Set down each entry from the block beneath, exactly as written.

[Stored data]
******************************

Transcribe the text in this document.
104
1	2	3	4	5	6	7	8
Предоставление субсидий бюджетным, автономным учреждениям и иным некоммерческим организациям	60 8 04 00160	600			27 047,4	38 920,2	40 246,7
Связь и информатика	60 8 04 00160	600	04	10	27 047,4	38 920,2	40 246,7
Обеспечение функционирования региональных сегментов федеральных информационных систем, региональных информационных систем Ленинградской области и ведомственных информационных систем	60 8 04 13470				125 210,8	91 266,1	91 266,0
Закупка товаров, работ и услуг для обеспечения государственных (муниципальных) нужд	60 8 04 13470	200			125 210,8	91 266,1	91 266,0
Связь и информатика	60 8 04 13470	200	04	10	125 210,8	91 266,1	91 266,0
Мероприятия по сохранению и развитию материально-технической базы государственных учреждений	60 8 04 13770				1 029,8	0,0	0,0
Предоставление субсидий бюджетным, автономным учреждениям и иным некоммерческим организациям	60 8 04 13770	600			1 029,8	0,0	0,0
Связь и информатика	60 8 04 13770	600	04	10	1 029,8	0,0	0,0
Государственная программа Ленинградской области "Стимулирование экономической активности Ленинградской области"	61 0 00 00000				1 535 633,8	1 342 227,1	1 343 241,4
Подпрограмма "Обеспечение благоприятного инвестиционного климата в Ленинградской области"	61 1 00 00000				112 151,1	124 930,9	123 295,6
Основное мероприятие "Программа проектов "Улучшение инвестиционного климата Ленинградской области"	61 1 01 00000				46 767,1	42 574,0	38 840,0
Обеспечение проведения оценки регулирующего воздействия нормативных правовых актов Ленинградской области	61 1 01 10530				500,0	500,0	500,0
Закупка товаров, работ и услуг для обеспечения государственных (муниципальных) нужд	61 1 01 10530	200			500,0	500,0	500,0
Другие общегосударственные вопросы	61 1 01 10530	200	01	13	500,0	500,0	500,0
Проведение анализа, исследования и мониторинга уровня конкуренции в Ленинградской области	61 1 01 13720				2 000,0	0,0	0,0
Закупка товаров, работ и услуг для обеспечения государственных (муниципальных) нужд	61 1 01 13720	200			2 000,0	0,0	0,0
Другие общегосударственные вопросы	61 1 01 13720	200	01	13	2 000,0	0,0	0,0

******************************

Final result:
Transcribe the text in this document.
104
1	2	3	4	5	6	7	8
Предоставление субсидий бюджетным, автономным учреждениям и иным некоммерческим организациям	60 8 04 00160	600			27 047,4	38 920,2	40 246,7
Связь и информатика	60 8 04 00160	600	04	10	27 047,4	38 920,2	40 246,7
Обеспечение функционирования региональных сегментов федеральных информационных систем, региональных информационных систем Ленинградской области и ведомственных информационных систем	60 8 04 13470				125 210,8	91 266,1	91 266,0
Закупка товаров, работ и услуг для обеспечения государственных (муниципальных) нужд	60 8 04 13470	200			125 210,8	91 266,1	91 266,0
Связь и информатика	60 8 04 13470	200	04	10	125 210,8	91 266,1	91 266,0
Мероприятия по сохранению и развитию материально-технической базы государственных учреждений	60 8 04 13770				1 029,8	0,0	0,0
Предоставление субсидий бюджетным, автономным учреждениям и иным некоммерческим организациям	60 8 04 13770	600			1 029,8	0,0	0,0
Связь и информатика	60 8 04 13770	600	04	10	1 029,8	0,0	0,0
Государственная программа Ленинградской области "Стимулирование экономической активности Ленинградской области"	61 0 00 00000				1 535 633,8	1 342 227,1	1 343 241,4
Подпрограмма "Обеспечение благоприятного инвестиционного климата в Ленинградской области"	61 1 00 00000				112 151,1	124 930,9	123 295,6
Основное мероприятие "Программа проектов "Улучшение инвестиционного климата Ленинградской области"	61 1 01 00000				46 767,1	42 574,0	38 840,0
Обеспечение проведения оценки регулирующего воздействия нормативных правовых актов Ленинградской области	61 1 01 10530				500,0	500,0	500,0
Закупка товаров, работ и услуг для обеспечения государственных (муниципальных) нужд	61 1 01 10530	200			500,0	500,0	500,0
Другие общегосударственные вопросы	61 1 01 10530	200	01	13	500,0	500,0	500,0
Проведение анализа, исследования и мониторинга уровня конкуренции в Ленинградской области	61 1 01 13720				2 000,0	0,0	0,0
Закупка товаров, работ и услуг для обеспечения государственных (муниципальных) нужд	61 1 01 13720	200			2 000,0	0,0	0,0
Другие общегосударственные вопросы	61 1 01 13720	200	01	13	2 000,0	0,0	0,0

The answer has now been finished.